### Raw data
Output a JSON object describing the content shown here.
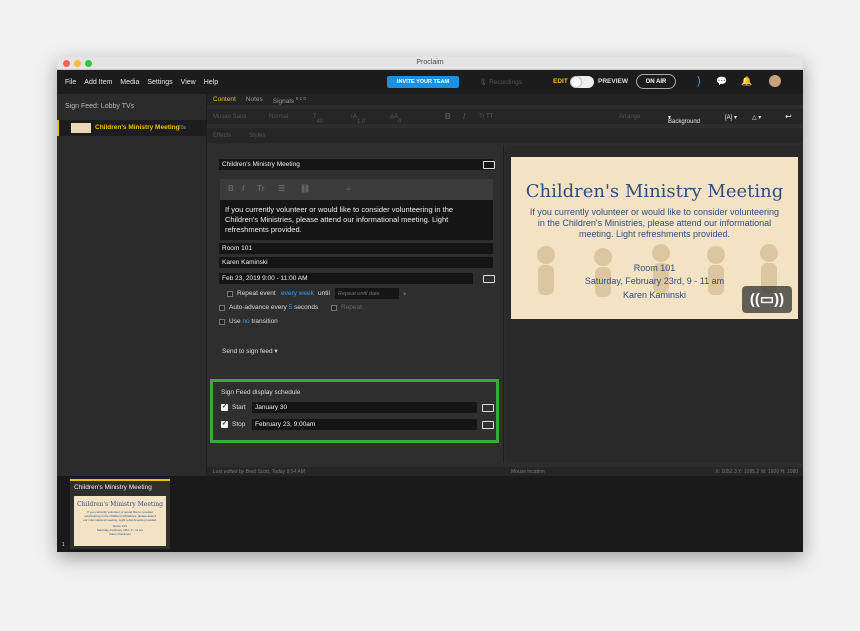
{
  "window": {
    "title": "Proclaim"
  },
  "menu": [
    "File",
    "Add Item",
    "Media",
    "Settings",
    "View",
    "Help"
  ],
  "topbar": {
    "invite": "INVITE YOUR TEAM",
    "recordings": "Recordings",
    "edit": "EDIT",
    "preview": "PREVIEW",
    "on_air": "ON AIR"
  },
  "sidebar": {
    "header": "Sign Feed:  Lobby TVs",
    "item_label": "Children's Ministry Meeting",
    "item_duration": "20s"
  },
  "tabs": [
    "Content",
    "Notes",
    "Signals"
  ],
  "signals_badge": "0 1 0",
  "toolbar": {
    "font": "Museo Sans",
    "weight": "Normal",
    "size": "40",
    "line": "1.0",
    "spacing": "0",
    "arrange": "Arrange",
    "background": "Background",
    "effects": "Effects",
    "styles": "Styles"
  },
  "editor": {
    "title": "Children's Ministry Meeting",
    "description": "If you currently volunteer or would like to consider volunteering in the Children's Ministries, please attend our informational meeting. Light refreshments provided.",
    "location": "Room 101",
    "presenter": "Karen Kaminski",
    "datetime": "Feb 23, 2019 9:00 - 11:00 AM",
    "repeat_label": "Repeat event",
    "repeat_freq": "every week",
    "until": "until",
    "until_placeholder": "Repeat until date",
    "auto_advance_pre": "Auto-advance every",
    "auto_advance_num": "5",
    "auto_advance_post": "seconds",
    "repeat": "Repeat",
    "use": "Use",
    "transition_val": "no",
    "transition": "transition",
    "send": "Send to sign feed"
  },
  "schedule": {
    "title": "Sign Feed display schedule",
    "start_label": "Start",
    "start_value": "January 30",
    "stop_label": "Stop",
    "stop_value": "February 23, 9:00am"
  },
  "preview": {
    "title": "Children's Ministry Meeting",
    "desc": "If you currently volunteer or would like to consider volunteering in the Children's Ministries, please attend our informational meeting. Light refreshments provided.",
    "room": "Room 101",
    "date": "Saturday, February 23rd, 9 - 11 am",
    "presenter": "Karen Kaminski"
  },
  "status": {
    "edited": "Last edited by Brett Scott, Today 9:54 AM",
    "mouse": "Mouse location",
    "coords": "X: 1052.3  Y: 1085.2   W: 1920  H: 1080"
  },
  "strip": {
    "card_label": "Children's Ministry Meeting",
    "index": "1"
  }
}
...
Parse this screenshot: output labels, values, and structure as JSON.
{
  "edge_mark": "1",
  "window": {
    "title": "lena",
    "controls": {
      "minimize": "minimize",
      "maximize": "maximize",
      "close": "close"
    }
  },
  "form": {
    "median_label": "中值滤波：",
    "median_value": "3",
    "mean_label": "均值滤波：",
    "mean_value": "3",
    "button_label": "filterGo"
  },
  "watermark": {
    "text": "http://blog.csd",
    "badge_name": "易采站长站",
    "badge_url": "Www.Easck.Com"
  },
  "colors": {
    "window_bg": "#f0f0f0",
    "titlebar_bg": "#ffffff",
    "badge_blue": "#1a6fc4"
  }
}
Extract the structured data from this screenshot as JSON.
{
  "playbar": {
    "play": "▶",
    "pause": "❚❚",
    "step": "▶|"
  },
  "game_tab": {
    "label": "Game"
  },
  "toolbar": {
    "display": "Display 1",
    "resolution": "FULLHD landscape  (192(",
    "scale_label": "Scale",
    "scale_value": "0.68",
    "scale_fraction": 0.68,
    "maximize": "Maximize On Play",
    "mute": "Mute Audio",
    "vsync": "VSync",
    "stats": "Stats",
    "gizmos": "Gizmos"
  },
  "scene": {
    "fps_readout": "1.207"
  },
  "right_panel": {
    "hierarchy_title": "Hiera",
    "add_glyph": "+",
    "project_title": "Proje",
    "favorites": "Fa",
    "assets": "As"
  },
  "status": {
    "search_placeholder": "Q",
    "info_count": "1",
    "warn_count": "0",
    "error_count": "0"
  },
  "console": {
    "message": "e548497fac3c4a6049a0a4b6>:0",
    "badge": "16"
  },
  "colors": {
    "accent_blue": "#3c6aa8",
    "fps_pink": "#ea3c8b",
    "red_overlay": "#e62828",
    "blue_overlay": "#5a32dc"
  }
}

### Problem requirements
From the records given above, copy all lines containing "attend".

### Exercise response
    "description": "If you currently volunteer or would like to consider volunteering in the Children's Ministries, please attend our informational meeting. Light refreshments provided.",
    "desc": "If you currently volunteer or would like to consider volunteering in the Children's Ministries, please attend our informational meeting. Light refreshments provided.",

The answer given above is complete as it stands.